## RECORDS SUPPLIED:
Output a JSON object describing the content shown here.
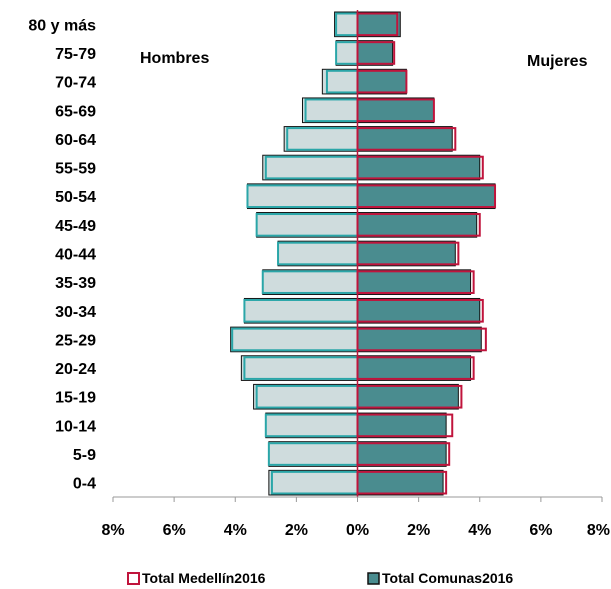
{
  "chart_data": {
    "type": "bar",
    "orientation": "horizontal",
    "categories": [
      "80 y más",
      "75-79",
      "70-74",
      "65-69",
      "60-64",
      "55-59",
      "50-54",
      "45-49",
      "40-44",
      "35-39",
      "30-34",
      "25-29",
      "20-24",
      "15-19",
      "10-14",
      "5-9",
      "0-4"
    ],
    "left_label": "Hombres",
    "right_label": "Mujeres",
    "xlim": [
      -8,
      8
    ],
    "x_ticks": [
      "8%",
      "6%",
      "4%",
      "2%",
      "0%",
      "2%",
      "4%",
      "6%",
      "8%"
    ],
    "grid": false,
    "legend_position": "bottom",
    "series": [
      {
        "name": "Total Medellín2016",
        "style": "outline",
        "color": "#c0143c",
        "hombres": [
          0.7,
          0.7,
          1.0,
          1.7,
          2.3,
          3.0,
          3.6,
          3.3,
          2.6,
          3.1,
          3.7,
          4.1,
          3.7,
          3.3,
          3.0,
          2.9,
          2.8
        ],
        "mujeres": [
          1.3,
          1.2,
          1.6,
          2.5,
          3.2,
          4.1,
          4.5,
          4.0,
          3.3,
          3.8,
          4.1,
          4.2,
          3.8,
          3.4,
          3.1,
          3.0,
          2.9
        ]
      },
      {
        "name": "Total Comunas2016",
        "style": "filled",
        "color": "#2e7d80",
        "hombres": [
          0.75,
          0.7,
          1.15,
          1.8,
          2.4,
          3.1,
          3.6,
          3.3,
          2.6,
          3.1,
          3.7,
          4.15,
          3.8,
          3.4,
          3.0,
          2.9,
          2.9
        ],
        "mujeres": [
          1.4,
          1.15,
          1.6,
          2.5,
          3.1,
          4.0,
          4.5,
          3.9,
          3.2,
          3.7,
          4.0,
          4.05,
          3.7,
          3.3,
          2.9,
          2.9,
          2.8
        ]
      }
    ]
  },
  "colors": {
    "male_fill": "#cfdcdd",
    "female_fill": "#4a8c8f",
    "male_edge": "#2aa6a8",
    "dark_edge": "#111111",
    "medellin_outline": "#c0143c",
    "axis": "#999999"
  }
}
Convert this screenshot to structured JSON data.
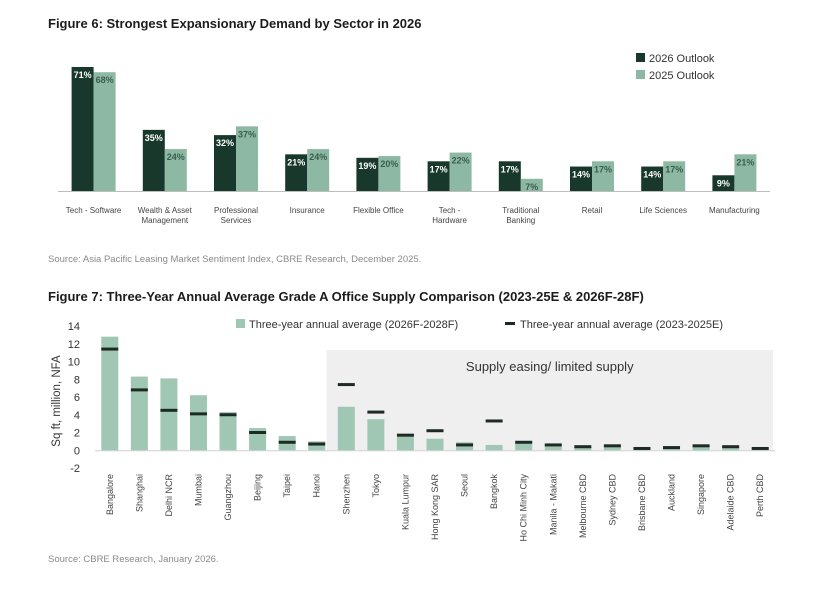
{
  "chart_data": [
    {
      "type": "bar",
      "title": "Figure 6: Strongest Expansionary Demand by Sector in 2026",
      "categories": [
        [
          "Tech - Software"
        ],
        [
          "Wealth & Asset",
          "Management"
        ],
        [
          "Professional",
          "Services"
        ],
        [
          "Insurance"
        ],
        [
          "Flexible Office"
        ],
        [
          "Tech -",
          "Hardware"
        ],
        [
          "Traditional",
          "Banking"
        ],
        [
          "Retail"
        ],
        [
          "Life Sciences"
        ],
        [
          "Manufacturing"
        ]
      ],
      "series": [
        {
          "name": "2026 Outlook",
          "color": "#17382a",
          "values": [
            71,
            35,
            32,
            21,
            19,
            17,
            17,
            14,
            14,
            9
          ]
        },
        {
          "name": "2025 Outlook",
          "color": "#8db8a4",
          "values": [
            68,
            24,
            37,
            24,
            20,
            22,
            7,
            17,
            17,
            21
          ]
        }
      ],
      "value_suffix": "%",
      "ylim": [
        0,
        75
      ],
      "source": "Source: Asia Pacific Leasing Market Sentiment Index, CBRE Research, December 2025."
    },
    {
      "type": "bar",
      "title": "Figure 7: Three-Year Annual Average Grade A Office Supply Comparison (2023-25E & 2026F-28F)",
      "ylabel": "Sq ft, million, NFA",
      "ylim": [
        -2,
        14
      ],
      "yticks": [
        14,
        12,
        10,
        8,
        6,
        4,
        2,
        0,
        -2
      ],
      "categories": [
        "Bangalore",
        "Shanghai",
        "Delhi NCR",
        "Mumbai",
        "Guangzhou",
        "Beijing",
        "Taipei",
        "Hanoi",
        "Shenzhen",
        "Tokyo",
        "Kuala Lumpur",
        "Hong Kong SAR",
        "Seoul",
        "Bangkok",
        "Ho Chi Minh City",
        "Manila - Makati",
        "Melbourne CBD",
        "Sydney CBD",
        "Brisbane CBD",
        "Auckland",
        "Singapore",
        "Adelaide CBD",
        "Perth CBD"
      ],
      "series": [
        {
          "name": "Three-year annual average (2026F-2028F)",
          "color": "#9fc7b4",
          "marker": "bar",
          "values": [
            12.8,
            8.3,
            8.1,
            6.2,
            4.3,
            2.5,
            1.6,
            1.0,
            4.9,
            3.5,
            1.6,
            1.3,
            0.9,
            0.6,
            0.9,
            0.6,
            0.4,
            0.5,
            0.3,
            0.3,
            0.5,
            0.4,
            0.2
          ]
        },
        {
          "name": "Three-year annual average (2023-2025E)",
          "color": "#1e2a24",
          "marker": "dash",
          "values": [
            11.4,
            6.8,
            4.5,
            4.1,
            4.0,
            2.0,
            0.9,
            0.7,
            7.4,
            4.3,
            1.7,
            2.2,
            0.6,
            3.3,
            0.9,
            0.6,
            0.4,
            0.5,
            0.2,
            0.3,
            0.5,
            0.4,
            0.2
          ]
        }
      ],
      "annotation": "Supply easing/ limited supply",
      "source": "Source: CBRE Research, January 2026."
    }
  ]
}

## WRITTEN REQUEST:
From the entries above, extract each line containing "Supply".

## ANSWER TO THIS EXERCISE:
      "title": "Figure 7: Three-Year Annual Average Grade A Office Supply Comparison (2023-25E & 2026F-28F)",
      "annotation": "Supply easing/ limited supply",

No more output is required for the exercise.